DATA SHOWN:

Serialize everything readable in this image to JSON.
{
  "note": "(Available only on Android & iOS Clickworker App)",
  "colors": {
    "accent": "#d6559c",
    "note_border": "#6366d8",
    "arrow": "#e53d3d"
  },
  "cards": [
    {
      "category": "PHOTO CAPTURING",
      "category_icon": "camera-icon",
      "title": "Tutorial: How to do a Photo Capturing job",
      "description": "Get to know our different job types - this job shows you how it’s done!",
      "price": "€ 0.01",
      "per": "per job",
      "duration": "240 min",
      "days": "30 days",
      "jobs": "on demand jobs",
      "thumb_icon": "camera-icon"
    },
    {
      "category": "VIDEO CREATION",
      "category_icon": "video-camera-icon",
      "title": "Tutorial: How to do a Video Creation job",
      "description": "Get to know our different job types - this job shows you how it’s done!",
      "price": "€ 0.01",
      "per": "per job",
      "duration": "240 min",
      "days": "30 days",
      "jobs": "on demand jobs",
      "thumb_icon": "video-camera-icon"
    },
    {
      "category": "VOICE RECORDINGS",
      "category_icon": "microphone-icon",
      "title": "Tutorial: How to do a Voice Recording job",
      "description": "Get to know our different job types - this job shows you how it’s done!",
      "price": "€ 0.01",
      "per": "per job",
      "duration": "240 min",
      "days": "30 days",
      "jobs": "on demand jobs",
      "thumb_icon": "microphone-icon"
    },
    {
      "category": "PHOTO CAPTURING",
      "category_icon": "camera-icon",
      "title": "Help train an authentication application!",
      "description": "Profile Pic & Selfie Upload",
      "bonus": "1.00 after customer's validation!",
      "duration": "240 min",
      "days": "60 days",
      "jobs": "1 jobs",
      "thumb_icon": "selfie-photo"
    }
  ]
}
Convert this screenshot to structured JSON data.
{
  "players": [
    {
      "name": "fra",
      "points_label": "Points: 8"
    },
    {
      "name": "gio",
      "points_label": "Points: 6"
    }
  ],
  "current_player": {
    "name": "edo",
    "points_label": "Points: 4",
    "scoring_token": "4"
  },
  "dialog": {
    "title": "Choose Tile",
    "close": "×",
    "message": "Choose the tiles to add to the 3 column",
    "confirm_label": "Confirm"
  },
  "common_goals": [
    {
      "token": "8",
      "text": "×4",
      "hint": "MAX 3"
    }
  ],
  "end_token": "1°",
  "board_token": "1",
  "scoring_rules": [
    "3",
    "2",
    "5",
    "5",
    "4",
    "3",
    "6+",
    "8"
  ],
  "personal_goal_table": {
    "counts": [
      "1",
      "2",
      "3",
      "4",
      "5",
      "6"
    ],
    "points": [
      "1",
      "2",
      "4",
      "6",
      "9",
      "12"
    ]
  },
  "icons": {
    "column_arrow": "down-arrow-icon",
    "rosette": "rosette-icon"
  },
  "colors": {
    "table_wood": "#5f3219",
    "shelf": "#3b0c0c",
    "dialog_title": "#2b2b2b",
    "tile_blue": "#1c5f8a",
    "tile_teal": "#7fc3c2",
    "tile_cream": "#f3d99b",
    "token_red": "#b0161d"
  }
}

DESCRIPTION OF THE TASK:
Beginning with the line that contains "Convert this screenshot", quote each line exactly through the last line of the entries above, and nothing beyond them.

RESULT OF THIS EXERCISE:
Convert this screenshot to structured JSON data.
{
  "players": [
    {
      "name": "fra",
      "points_label": "Points: 8"
    },
    {
      "name": "gio",
      "points_label": "Points: 6"
    }
  ],
  "current_player": {
    "name": "edo",
    "points_label": "Points: 4",
    "scoring_token": "4"
  },
  "dialog": {
    "title": "Choose Tile",
    "close": "×",
    "message": "Choose the tiles to add to the 3 column",
    "confirm_label": "Confirm"
  },
  "common_goals": [
    {
      "token": "8",
      "text": "×4",
      "hint": "MAX 3"
    }
  ],
  "end_token": "1°",
  "board_token": "1",
  "scoring_rules": [
    "3",
    "2",
    "5",
    "5",
    "4",
    "3",
    "6+",
    "8"
  ],
  "personal_goal_table": {
    "counts": [
      "1",
      "2",
      "3",
      "4",
      "5",
      "6"
    ],
    "points": [
      "1",
      "2",
      "4",
      "6",
      "9",
      "12"
    ]
  },
  "icons": {
    "column_arrow": "down-arrow-icon",
    "rosette": "rosette-icon"
  },
  "colors": {
    "table_wood": "#5f3219",
    "shelf": "#3b0c0c",
    "dialog_title": "#2b2b2b",
    "tile_blue": "#1c5f8a",
    "tile_teal": "#7fc3c2",
    "tile_cream": "#f3d99b",
    "token_red": "#b0161d"
  }
}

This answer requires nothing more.